▶ SET EXERCISE: For each line in the data below that holds "houses", return a copy.

▶ THE DATA:
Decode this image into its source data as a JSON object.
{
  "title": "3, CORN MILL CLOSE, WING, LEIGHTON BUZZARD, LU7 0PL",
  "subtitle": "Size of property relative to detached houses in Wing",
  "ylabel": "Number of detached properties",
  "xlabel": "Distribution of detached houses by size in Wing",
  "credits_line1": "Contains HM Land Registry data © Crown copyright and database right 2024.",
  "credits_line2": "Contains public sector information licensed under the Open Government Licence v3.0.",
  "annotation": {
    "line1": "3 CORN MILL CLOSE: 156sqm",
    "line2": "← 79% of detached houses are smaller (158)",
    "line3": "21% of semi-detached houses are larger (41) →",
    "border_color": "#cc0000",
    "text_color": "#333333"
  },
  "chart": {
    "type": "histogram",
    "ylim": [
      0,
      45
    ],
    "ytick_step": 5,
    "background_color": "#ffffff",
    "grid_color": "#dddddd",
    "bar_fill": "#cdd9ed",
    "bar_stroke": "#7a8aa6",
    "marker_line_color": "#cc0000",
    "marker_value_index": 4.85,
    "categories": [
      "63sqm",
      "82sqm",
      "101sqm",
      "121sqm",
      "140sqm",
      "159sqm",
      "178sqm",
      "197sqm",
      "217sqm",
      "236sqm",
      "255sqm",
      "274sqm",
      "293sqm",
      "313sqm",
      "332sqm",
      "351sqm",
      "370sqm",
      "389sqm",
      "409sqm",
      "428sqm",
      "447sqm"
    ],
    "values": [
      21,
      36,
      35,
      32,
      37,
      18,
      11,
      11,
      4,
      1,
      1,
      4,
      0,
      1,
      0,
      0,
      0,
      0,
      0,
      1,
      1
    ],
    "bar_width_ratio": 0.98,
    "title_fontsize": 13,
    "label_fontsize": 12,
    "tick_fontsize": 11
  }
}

▶ COMPLETED TASK:
  "subtitle": "Size of property relative to detached houses in Wing",
  "xlabel": "Distribution of detached houses by size in Wing",
    "line2": "← 79% of detached houses are smaller (158)",
    "line3": "21% of semi-detached houses are larger (41) →",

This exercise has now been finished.